* **The problem**
Would you restate all the data that follows, word for word?

::::::::

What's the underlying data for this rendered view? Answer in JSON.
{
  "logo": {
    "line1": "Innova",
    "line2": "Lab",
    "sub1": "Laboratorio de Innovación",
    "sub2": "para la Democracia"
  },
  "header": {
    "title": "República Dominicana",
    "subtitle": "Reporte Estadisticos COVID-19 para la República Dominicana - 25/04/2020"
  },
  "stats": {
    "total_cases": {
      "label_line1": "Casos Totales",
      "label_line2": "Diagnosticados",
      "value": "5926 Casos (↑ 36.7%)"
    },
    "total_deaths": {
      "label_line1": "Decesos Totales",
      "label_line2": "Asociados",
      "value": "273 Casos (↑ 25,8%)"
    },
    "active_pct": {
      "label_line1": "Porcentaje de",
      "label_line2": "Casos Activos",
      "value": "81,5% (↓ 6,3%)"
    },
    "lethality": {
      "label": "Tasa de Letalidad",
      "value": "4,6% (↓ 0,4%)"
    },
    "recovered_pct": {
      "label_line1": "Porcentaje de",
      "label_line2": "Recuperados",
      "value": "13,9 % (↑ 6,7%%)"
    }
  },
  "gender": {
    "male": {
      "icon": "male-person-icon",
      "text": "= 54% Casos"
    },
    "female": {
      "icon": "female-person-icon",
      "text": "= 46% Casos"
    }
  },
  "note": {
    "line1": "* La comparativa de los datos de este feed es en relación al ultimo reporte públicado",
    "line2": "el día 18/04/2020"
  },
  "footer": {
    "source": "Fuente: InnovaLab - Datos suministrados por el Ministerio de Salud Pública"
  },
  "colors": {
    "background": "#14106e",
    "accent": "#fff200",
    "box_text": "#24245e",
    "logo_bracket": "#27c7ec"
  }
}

::::::::

* **Exercise result**
What's the underlying data for this rendered view? Answer in JSON.
{
  "logo": {
    "line1": "Innova",
    "line2": "Lab",
    "sub1": "Laboratorio de Innovación",
    "sub2": "para la Democracia"
  },
  "header": {
    "title": "República Dominicana",
    "subtitle": "Reporte Estadisticos COVID-19 para la República Dominicana - 25/04/2020"
  },
  "stats": {
    "total_cases": {
      "label_line1": "Casos Totales",
      "label_line2": "Diagnosticados",
      "value": "5926 Casos (↑ 36.7%)"
    },
    "total_deaths": {
      "label_line1": "Decesos Totales",
      "label_line2": "Asociados",
      "value": "273 Casos (↑ 25,8%)"
    },
    "active_pct": {
      "label_line1": "Porcentaje de",
      "label_line2": "Casos Activos",
      "value": "81,5% (↓ 6,3%)"
    },
    "lethality": {
      "label": "Tasa de Letalidad",
      "value": "4,6% (↓ 0,4%)"
    },
    "recovered_pct": {
      "label_line1": "Porcentaje de",
      "label_line2": "Recuperados",
      "value": "13,9 % (↑ 6,7%%)"
    }
  },
  "gender": {
    "male": {
      "icon": "male-person-icon",
      "text": "= 54% Casos"
    },
    "female": {
      "icon": "female-person-icon",
      "text": "= 46% Casos"
    }
  },
  "note": {
    "line1": "* La comparativa de los datos de este feed es en relación al ultimo reporte públicado",
    "line2": "el día 18/04/2020"
  },
  "footer": {
    "source": "Fuente: InnovaLab - Datos suministrados por el Ministerio de Salud Pública"
  },
  "colors": {
    "background": "#14106e",
    "accent": "#fff200",
    "box_text": "#24245e",
    "logo_bracket": "#27c7ec"
  }
}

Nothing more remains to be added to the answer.